• Problem to solve: Print the listing in its entirety and exactly, leaving out images.

--------

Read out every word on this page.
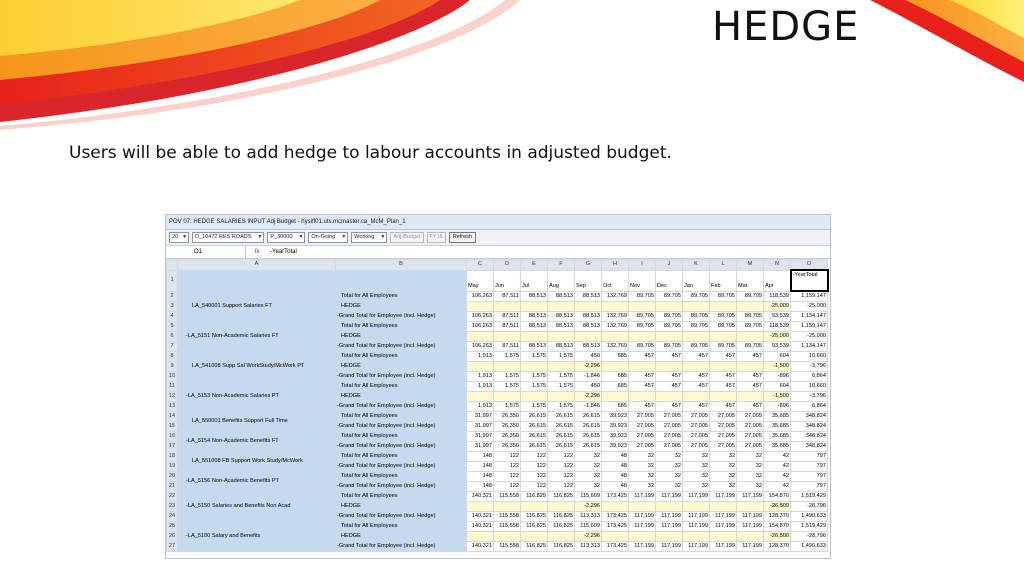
HEDGE
Users will be able to add hedge to labour accounts in adjusted budget.
POV 07. HEDGE SALARIES INPUT Adj Budget - hysiff01.uts.mcmaster.ca_McM_Plan_1
20 ▼	D_10472 RES ROADS ▼	P_30000 ▼	On-Going ▼	Working ▼	Adj-Budget	FY16	Refresh
O1	fx	-YearTotal
	A	B	C	D	E	F	G	H	I	J	K	L	M	N	O
1			May	Jun	Jul	Aug	Sep	Oct	Nov	Dec	Jan	Feb	Mar	Apr	-YearTotal
2	LA_540001 Support Salaries FT	Total for All Employees	106,263	87,511	88,513	88,513	88,513	132,769	89,705	89,705	89,705	89,705	89,705	118,539	1,159,147
3		HEDGE												-25,000	-25,000
4		-Grand Total for Employee (incl. Hedge)	106,263	87,511	88,513	88,513	88,513	132,769	89,705	89,705	89,705	89,705	89,705	93,539	1,134,147
5	-LA_5151 Non-Academic Salaries FT	Total for All Employees	106,263	87,511	88,513	88,513	88,513	132,769	89,705	89,705	89,705	89,705	89,705	118,539	1,159,147
6		HEDGE												-25,000	-25,000
7		-Grand Total for Employee (incl. Hedge)	106,263	87,511	88,513	88,513	88,513	132,769	89,705	89,705	89,705	89,705	89,705	93,539	1,134,147
8	LA_541008 Supp Sal WorkStudy/McWork PT	Total for All Employees	1,913	1,575	1,575	1,575	450	685	457	457	457	457	457	604	10,660
9		HEDGE					-2,296							-1,500	-3,796
10		-Grand Total for Employee (incl. Hedge)	1,913	1,575	1,575	1,575	-1,846	685	457	457	457	457	457	-896	6,864
11	-LA_5153 Non-Academic Salaries PT	Total for All Employees	1,913	1,575	1,575	1,575	450	685	457	457	457	457	457	604	10,660
12		HEDGE					-2,296							-1,500	-3,796
13		-Grand Total for Employee (incl. Hedge)	1,913	1,575	1,575	1,575	-1,846	685	457	457	457	457	457	-896	6,864
14	LA_550001 Benefits Support Full Time	Total for All Employees	31,997	26,350	26,615	26,615	26,615	39,923	27,005	27,005	27,005	27,005	27,005	35,685	348,824
15		-Grand Total for Employee (incl. Hedge)	31,997	26,350	26,615	26,615	26,615	39,923	27,005	27,005	27,005	27,005	27,005	35,685	348,824
16	-LA_5154 Non-Academic Benefits FT	Total for All Employees	31,997	26,350	26,615	26,615	26,615	39,923	27,005	27,005	27,005	27,005	27,005	35,685	348,824
17		-Grand Total for Employee (incl. Hedge)	31,997	26,350	26,615	26,615	26,615	39,923	27,005	27,005	27,005	27,005	27,005	35,685	348,824
18	LA_551008 FB Support Work Study/McWork	Total for All Employees	148	122	122	122	32	48	32	32	32	32	32	42	797
19		-Grand Total for Employee (incl. Hedge)	148	122	122	122	32	48	32	32	32	32	32	42	797
20	-LA_5156 Non-Academic Benefits PT	Total for All Employees	148	122	122	122	32	48	32	32	32	32	32	42	797
21		-Grand Total for Employee (incl. Hedge)	148	122	122	122	32	48	32	32	32	32	32	42	797
22	-LA_5150 Salaries and Benefits Non Acad	Total for All Employees	140,321	115,558	116,825	116,825	115,609	173,425	117,199	117,199	117,199	117,199	117,199	154,870	1,519,429
23		HEDGE					-2,296							-26,500	-28,796
24		-Grand Total for Employee (incl. Hedge)	140,321	115,558	116,825	116,825	113,313	173,425	117,199	117,199	117,199	117,199	117,199	128,370	1,490,633
25	-LA_5100 Salary and Benefits	Total for All Employees	140,321	115,558	116,825	116,825	115,609	173,425	117,199	117,199	117,199	117,199	117,199	154,870	1,519,429
26		HEDGE					-2,296							-26,500	-28,796
27		-Grand Total for Employee (incl. Hedge)	140,321	115,558	116,825	116,825	113,313	173,425	117,199	117,199	117,199	117,199	117,199	128,370	1,490,633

--------

• Written solution:
Read out every word on this page.
HEDGE
Users will be able to add hedge to labour accounts in adjusted budget.
POV 07. HEDGE SALARIES INPUT Adj Budget - hysiff01.uts.mcmaster.ca_McM_Plan_1
20 ▼	D_10472 RES ROADS ▼	P_30000 ▼	On-Going ▼	Working ▼	Adj-Budget	FY16	Refresh
O1	fx	-YearTotal
	A	B	C	D	E	F	G	H	I	J	K	L	M	N	O
1			May	Jun	Jul	Aug	Sep	Oct	Nov	Dec	Jan	Feb	Mar	Apr	-YearTotal
2	LA_540001 Support Salaries FT	Total for All Employees	106,263	87,511	88,513	88,513	88,513	132,769	89,705	89,705	89,705	89,705	89,705	118,539	1,159,147
3		HEDGE												-25,000	-25,000
4		-Grand Total for Employee (incl. Hedge)	106,263	87,511	88,513	88,513	88,513	132,769	89,705	89,705	89,705	89,705	89,705	93,539	1,134,147
5	-LA_5151 Non-Academic Salaries FT	Total for All Employees	106,263	87,511	88,513	88,513	88,513	132,769	89,705	89,705	89,705	89,705	89,705	118,539	1,159,147
6		HEDGE												-25,000	-25,000
7		-Grand Total for Employee (incl. Hedge)	106,263	87,511	88,513	88,513	88,513	132,769	89,705	89,705	89,705	89,705	89,705	93,539	1,134,147
8	LA_541008 Supp Sal WorkStudy/McWork PT	Total for All Employees	1,913	1,575	1,575	1,575	450	685	457	457	457	457	457	604	10,660
9		HEDGE					-2,296							-1,500	-3,796
10		-Grand Total for Employee (incl. Hedge)	1,913	1,575	1,575	1,575	-1,846	685	457	457	457	457	457	-896	6,864
11	-LA_5153 Non-Academic Salaries PT	Total for All Employees	1,913	1,575	1,575	1,575	450	685	457	457	457	457	457	604	10,660
12		HEDGE					-2,296							-1,500	-3,796
13		-Grand Total for Employee (incl. Hedge)	1,913	1,575	1,575	1,575	-1,846	685	457	457	457	457	457	-896	6,864
14	LA_550001 Benefits Support Full Time	Total for All Employees	31,997	26,350	26,615	26,615	26,615	39,923	27,005	27,005	27,005	27,005	27,005	35,685	348,824
15		-Grand Total for Employee (incl. Hedge)	31,997	26,350	26,615	26,615	26,615	39,923	27,005	27,005	27,005	27,005	27,005	35,685	348,824
16	-LA_5154 Non-Academic Benefits FT	Total for All Employees	31,997	26,350	26,615	26,615	26,615	39,923	27,005	27,005	27,005	27,005	27,005	35,685	348,824
17		-Grand Total for Employee (incl. Hedge)	31,997	26,350	26,615	26,615	26,615	39,923	27,005	27,005	27,005	27,005	27,005	35,685	348,824
18	LA_551008 FB Support Work Study/McWork	Total for All Employees	148	122	122	122	32	48	32	32	32	32	32	42	797
19		-Grand Total for Employee (incl. Hedge)	148	122	122	122	32	48	32	32	32	32	32	42	797
20	-LA_5156 Non-Academic Benefits PT	Total for All Employees	148	122	122	122	32	48	32	32	32	32	32	42	797
21		-Grand Total for Employee (incl. Hedge)	148	122	122	122	32	48	32	32	32	32	32	42	797
22	-LA_5150 Salaries and Benefits Non Acad	Total for All Employees	140,321	115,558	116,825	116,825	115,609	173,425	117,199	117,199	117,199	117,199	117,199	154,870	1,519,429
23		HEDGE					-2,296							-26,500	-28,796
24		-Grand Total for Employee (incl. Hedge)	140,321	115,558	116,825	116,825	113,313	173,425	117,199	117,199	117,199	117,199	117,199	128,370	1,490,633
25	-LA_5100 Salary and Benefits	Total for All Employees	140,321	115,558	116,825	116,825	115,609	173,425	117,199	117,199	117,199	117,199	117,199	154,870	1,519,429
26		HEDGE					-2,296							-26,500	-28,796
27		-Grand Total for Employee (incl. Hedge)	140,321	115,558	116,825	116,825	113,313	173,425	117,199	117,199	117,199	117,199	117,199	128,370	1,490,633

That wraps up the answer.